Segment Open

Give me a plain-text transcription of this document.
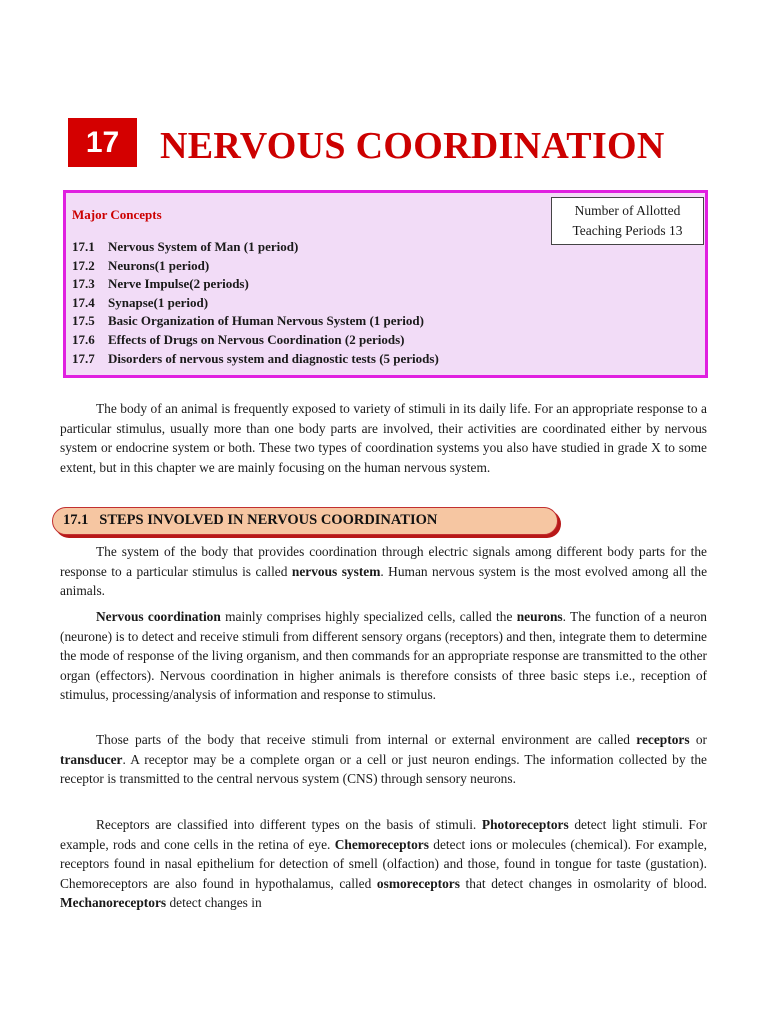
17	NERVOUS COORDINATION
Major Concepts	Number of Allotted
Teaching Periods 13
17.1 Nervous System of Man (1 period)
17.2 Neurons(1 period)
17.3 Nerve Impulse(2 periods)
17.4 Synapse(1 period)
17.5 Basic Organization of Human Nervous System (1 period)
17.6 Effects of Drugs on Nervous Coordination (2 periods)
17.7 Disorders of nervous system and diagnostic tests (5 periods)

The body of an animal is frequently exposed to variety of stimuli in its daily life. For an appropriate response to a particular stimulus, usually more than one body parts are involved, their activities are coordinated either by nervous system or endocrine system or both. These two types of coordination systems you also have studied in grade X to some extent, but in this chapter we are mainly focusing on the human nervous system.

17.1 STEPS INVOLVED IN NERVOUS COORDINATION

The system of the body that provides coordination through electric signals among different body parts for the response to a particular stimulus is called nervous system. Human nervous system is the most evolved among all the animals.

Nervous coordination mainly comprises highly specialized cells, called the neurons. The function of a neuron (neurone) is to detect and receive stimuli from different sensory organs (receptors) and then, integrate them to determine the mode of response of the living organism, and then commands for an appropriate response are transmitted to the other organ (effectors). Nervous coordination in higher animals is therefore consists of three basic steps i.e., reception of stimulus, processing/analysis of information and response to stimulus.

Those parts of the body that receive stimuli from internal or external environment are called receptors or transducer. A receptor may be a complete organ or a cell or just neuron endings. The information collected by the receptor is transmitted to the central nervous system (CNS) through sensory neurons.

Receptors are classified into different types on the basis of stimuli. Photoreceptors detect light stimuli. For example, rods and cone cells in the retina of eye. Chemoreceptors detect ions or molecules (chemical). For example, receptors found in nasal epithelium for detection of smell (olfaction) and those, found in tongue for taste (gustation). Chemoreceptors are also found in hypothalamus, called osmoreceptors that detect changes in osmolarity of blood. Mechanoreceptors detect changes in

Segment Closed

The pictures are not wanted, but every line of the listing should be duplicated exactly.

Give me a plain-text transcription of this document.
17	NERVOUS COORDINATION
Major Concepts	Number of Allotted
Teaching Periods 13
17.1 Nervous System of Man (1 period)
17.2 Neurons(1 period)
17.3 Nerve Impulse(2 periods)
17.4 Synapse(1 period)
17.5 Basic Organization of Human Nervous System (1 period)
17.6 Effects of Drugs on Nervous Coordination (2 periods)
17.7 Disorders of nervous system and diagnostic tests (5 periods)

The body of an animal is frequently exposed to variety of stimuli in its daily life. For an appropriate response to a particular stimulus, usually more than one body parts are involved, their activities are coordinated either by nervous system or endocrine system or both. These two types of coordination systems you also have studied in grade X to some extent, but in this chapter we are mainly focusing on the human nervous system.

17.1 STEPS INVOLVED IN NERVOUS COORDINATION

The system of the body that provides coordination through electric signals among different body parts for the response to a particular stimulus is called nervous system. Human nervous system is the most evolved among all the animals.

Nervous coordination mainly comprises highly specialized cells, called the neurons. The function of a neuron (neurone) is to detect and receive stimuli from different sensory organs (receptors) and then, integrate them to determine the mode of response of the living organism, and then commands for an appropriate response are transmitted to the other organ (effectors). Nervous coordination in higher animals is therefore consists of three basic steps i.e., reception of stimulus, processing/analysis of information and response to stimulus.

Those parts of the body that receive stimuli from internal or external environment are called receptors or transducer. A receptor may be a complete organ or a cell or just neuron endings. The information collected by the receptor is transmitted to the central nervous system (CNS) through sensory neurons.

Receptors are classified into different types on the basis of stimuli. Photoreceptors detect light stimuli. For example, rods and cone cells in the retina of eye. Chemoreceptors detect ions or molecules (chemical). For example, receptors found in nasal epithelium for detection of smell (olfaction) and those, found in tongue for taste (gustation). Chemoreceptors are also found in hypothalamus, called osmoreceptors that detect changes in osmolarity of blood. Mechanoreceptors detect changes in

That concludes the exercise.